Of the lines in the entries below, state how many hold the word "Albert". Say nothing else.

* **Excerpted data**:
┏━━

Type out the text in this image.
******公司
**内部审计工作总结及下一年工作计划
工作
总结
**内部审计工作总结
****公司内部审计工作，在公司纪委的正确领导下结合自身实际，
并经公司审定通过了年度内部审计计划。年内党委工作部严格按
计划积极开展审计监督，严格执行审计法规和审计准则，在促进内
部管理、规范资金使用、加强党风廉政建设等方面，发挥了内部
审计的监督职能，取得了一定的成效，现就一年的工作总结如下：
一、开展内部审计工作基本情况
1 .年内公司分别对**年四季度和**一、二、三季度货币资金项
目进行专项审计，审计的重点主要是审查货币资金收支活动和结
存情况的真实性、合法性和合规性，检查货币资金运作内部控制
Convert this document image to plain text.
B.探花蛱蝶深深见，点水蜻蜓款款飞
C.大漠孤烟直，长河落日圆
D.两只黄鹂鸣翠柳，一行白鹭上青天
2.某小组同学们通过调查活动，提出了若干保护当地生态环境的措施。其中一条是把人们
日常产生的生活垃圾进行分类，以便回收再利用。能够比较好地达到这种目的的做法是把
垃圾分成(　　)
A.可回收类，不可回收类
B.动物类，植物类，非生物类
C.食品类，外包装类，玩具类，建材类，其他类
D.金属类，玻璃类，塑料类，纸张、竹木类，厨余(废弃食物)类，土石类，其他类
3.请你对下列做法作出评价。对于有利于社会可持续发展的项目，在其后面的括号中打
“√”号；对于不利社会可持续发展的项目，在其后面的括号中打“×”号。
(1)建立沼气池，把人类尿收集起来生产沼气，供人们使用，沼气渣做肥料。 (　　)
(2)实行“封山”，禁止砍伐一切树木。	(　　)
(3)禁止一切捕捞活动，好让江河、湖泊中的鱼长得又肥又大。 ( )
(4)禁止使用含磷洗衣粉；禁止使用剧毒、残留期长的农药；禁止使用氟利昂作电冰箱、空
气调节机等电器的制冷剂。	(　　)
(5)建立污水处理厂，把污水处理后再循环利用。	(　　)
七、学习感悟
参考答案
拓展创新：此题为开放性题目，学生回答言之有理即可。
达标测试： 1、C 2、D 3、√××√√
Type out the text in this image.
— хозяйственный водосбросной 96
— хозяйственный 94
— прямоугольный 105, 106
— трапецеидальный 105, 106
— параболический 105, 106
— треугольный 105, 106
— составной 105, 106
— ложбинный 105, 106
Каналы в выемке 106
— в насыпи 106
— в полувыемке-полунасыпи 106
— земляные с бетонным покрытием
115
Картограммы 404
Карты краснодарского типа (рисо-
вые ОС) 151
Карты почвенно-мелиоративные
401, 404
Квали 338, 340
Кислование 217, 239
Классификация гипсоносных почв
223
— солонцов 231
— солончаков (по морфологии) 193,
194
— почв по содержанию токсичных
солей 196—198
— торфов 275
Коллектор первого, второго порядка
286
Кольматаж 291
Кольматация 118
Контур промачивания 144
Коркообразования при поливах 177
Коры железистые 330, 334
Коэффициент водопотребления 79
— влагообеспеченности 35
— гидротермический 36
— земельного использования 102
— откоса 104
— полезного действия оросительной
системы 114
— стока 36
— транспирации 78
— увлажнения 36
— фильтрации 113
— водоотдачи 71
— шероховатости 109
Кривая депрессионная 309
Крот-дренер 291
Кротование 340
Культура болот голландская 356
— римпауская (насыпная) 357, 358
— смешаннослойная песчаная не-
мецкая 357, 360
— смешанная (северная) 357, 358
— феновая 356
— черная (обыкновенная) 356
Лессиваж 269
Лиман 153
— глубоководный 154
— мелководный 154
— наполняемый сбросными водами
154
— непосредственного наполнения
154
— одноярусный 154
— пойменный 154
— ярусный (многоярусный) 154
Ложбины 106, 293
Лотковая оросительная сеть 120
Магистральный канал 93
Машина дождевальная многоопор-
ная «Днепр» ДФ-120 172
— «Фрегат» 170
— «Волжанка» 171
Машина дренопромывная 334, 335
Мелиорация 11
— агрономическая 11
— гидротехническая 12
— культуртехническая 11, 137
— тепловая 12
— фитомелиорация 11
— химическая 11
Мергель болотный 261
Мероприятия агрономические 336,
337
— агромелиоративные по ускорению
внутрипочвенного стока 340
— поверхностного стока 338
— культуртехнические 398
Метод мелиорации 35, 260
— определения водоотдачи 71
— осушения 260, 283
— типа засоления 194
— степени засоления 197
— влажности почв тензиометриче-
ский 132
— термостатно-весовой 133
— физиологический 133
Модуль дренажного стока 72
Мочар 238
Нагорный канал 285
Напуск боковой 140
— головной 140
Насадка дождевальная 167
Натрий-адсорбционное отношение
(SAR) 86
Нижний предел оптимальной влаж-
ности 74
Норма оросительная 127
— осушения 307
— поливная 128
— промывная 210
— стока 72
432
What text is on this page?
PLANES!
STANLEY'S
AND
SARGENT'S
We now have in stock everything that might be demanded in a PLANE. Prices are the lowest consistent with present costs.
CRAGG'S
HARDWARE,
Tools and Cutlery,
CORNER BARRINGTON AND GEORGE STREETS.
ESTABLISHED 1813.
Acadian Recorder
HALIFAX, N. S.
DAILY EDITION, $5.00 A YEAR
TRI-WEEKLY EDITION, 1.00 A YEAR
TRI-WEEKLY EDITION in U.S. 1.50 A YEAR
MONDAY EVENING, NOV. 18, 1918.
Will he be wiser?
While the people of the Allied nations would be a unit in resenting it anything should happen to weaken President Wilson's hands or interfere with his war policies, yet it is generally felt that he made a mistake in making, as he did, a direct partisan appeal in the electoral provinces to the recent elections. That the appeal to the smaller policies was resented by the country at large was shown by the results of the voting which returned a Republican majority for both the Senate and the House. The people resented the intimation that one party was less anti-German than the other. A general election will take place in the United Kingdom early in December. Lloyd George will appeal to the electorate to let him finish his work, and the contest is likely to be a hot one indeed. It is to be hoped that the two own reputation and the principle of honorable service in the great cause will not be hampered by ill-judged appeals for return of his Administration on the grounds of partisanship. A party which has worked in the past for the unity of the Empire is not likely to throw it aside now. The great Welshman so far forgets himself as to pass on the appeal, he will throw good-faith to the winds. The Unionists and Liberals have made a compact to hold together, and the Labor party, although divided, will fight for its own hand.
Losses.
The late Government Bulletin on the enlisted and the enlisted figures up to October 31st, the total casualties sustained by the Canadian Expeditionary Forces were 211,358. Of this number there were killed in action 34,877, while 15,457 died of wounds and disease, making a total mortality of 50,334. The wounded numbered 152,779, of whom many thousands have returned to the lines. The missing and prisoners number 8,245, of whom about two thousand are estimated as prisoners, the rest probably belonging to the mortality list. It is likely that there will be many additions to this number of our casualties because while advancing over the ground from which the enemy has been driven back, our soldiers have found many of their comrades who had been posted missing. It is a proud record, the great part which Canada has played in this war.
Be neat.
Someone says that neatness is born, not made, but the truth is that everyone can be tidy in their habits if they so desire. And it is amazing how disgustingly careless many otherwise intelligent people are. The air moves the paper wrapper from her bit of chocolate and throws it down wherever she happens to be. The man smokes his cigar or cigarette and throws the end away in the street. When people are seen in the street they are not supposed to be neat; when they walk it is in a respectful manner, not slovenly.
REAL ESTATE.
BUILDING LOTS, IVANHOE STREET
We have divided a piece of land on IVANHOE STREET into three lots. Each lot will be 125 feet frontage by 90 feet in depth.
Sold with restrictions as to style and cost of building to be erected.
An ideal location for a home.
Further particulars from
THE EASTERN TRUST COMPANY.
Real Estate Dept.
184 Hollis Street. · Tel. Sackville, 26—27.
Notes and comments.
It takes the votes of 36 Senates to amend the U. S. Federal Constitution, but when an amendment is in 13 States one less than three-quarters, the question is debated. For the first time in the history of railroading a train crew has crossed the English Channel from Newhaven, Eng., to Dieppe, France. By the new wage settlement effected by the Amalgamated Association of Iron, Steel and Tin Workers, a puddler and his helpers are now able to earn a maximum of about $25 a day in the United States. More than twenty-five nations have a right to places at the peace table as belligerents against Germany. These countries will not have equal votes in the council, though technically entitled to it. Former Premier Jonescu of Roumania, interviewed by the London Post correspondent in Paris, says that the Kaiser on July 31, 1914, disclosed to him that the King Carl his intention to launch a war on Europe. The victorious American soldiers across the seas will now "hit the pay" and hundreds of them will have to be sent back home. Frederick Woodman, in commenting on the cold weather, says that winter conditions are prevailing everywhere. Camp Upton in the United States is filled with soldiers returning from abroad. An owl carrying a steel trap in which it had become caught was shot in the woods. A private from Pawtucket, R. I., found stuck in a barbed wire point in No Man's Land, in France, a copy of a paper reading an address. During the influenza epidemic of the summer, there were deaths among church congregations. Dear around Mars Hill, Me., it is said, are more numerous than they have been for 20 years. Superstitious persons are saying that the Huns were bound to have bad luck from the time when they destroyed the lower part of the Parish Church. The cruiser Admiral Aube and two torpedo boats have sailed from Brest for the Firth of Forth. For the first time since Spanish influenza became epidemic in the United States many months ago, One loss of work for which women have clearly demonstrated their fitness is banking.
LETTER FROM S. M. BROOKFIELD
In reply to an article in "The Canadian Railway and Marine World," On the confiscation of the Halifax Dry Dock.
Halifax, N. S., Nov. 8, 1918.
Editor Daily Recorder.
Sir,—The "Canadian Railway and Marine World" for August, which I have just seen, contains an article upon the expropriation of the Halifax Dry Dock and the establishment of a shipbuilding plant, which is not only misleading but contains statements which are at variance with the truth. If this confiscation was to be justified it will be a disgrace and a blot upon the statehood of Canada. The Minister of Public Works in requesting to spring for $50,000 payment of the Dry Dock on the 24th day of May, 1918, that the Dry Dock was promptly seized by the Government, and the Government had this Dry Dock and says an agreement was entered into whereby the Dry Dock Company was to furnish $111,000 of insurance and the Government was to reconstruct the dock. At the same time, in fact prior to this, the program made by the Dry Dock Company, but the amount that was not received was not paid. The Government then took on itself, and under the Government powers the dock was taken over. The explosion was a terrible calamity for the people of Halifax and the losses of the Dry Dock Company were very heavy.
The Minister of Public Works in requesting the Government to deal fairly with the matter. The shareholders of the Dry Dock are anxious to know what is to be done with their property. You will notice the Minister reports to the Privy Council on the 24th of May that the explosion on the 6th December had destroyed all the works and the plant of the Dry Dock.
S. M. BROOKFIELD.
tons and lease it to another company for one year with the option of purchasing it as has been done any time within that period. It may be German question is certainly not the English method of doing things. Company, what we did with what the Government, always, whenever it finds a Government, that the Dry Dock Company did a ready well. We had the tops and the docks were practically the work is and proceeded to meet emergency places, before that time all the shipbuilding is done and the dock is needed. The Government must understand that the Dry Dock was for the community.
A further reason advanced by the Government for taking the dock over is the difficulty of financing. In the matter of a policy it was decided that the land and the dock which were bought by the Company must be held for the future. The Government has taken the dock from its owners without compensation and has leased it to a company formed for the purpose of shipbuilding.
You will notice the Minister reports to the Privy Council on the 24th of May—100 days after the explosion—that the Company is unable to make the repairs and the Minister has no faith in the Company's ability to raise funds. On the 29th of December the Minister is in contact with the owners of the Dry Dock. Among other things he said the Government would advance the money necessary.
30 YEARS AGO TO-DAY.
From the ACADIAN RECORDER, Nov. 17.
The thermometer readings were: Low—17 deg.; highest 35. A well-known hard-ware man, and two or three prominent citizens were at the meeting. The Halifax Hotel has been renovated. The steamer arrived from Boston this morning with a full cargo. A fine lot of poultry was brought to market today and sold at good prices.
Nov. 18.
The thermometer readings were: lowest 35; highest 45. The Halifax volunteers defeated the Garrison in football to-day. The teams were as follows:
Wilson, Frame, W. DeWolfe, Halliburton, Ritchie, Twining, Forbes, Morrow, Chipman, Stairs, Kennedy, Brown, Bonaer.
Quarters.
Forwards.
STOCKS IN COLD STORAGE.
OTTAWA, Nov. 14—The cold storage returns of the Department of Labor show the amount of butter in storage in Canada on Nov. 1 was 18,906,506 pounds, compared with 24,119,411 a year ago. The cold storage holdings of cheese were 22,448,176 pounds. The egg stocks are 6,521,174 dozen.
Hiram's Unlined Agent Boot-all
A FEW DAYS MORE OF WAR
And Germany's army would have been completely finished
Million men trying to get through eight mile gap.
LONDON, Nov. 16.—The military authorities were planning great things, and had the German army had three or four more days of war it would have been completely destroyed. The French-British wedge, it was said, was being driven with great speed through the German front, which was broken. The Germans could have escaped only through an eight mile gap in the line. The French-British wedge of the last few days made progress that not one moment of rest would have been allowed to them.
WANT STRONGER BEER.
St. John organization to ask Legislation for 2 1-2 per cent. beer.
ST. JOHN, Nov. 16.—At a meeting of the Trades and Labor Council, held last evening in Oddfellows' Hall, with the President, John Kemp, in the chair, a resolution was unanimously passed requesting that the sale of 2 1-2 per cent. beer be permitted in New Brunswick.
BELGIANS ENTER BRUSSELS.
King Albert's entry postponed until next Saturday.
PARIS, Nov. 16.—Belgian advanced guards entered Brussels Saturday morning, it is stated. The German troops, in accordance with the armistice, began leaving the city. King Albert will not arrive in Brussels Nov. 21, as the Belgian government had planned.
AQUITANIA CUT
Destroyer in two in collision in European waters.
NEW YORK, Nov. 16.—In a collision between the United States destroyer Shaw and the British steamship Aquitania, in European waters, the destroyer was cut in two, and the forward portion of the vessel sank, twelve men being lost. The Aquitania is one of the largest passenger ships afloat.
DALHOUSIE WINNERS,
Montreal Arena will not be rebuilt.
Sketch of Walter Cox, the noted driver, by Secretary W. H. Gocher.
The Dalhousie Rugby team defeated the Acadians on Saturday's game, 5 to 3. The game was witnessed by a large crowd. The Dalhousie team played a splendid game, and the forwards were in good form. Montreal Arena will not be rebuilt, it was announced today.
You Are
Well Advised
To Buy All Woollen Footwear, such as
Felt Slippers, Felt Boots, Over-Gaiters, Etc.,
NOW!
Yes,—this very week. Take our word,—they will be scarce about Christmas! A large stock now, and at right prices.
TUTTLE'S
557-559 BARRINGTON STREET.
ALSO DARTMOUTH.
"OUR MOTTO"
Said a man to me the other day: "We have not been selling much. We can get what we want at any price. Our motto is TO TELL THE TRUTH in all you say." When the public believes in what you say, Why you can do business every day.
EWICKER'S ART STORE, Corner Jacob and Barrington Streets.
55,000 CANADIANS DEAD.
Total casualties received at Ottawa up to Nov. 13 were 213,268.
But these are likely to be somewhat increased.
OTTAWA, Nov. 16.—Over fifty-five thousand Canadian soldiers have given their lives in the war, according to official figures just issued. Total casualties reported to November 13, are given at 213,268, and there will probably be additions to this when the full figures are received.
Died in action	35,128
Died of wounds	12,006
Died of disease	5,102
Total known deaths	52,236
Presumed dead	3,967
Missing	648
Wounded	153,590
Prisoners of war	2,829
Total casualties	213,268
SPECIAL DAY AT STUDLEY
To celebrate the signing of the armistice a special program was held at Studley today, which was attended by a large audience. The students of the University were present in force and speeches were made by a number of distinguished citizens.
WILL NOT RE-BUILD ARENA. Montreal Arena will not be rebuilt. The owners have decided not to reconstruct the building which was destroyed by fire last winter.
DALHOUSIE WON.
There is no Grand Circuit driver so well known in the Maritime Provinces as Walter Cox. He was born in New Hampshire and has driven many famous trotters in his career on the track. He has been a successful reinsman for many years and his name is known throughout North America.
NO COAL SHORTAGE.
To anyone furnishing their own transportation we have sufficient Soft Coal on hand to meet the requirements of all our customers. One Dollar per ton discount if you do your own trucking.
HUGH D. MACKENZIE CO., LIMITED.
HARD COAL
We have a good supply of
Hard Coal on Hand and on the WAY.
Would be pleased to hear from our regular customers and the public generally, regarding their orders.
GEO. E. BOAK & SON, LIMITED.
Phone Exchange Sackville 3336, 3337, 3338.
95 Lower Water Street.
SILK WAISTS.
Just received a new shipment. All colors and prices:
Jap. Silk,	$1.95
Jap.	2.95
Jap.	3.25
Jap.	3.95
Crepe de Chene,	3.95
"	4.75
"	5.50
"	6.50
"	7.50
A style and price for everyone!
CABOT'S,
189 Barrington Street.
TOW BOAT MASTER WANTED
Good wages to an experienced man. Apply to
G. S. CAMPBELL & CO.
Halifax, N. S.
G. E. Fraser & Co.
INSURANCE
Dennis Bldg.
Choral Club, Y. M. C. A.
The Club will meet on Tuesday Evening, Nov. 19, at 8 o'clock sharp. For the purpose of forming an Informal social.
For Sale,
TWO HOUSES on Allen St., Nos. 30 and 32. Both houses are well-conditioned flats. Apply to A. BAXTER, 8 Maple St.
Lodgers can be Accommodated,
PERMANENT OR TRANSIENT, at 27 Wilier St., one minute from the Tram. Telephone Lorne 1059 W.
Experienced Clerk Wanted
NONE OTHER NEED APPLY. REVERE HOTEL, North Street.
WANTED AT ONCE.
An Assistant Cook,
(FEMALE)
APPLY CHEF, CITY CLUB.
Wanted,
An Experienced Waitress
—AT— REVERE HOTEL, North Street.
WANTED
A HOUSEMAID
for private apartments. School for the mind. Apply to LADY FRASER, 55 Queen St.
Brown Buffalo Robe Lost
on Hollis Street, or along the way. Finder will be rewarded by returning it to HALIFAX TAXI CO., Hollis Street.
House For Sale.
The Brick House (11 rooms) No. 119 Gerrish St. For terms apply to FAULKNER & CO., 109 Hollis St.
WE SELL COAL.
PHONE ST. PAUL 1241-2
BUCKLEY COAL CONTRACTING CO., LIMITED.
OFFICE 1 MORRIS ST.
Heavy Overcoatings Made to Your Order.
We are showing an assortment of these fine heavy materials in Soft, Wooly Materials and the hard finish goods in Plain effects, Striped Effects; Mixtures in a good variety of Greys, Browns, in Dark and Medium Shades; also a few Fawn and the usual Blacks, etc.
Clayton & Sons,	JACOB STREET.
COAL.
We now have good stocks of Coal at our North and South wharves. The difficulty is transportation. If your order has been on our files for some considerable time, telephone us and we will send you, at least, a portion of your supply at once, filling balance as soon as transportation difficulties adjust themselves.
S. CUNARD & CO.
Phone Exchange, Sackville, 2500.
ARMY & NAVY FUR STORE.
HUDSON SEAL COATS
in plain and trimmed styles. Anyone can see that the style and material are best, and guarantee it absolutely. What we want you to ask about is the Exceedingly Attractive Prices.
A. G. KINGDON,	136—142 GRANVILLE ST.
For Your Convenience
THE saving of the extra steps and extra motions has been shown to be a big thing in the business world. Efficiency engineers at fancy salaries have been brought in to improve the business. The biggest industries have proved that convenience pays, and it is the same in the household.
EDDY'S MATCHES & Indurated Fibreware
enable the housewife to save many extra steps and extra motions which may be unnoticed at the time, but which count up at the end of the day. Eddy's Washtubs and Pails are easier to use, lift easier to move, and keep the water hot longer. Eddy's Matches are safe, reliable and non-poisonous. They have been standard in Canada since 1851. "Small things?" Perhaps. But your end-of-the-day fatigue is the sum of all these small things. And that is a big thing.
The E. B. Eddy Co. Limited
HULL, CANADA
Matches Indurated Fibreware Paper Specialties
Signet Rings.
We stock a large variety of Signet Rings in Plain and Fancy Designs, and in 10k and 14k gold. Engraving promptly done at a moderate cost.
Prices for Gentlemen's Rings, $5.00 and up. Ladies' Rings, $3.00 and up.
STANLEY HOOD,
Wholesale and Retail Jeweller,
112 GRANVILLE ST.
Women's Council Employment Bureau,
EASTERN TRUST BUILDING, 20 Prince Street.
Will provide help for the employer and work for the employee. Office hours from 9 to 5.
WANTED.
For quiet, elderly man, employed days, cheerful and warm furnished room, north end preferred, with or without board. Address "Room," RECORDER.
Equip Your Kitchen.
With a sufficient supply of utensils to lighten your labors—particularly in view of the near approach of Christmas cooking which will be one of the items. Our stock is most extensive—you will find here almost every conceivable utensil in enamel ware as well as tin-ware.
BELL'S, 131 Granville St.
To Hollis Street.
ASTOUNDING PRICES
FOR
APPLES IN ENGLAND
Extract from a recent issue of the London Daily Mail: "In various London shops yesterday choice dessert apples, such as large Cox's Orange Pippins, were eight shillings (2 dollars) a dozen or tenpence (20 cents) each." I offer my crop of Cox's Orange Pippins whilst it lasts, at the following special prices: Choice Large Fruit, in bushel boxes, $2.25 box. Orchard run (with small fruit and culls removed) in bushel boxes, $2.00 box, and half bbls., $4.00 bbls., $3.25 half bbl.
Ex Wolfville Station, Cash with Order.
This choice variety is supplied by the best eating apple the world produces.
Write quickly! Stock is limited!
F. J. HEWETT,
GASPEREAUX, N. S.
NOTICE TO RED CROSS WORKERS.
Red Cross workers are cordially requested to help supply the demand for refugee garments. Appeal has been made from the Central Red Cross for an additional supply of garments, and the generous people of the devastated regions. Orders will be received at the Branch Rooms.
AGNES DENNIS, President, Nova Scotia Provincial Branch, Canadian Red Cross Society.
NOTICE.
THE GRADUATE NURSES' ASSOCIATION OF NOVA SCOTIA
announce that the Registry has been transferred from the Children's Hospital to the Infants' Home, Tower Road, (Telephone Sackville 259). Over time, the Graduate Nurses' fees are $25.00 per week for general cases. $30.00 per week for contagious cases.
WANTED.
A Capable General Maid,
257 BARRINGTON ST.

┗━━

* **Task solution**: 2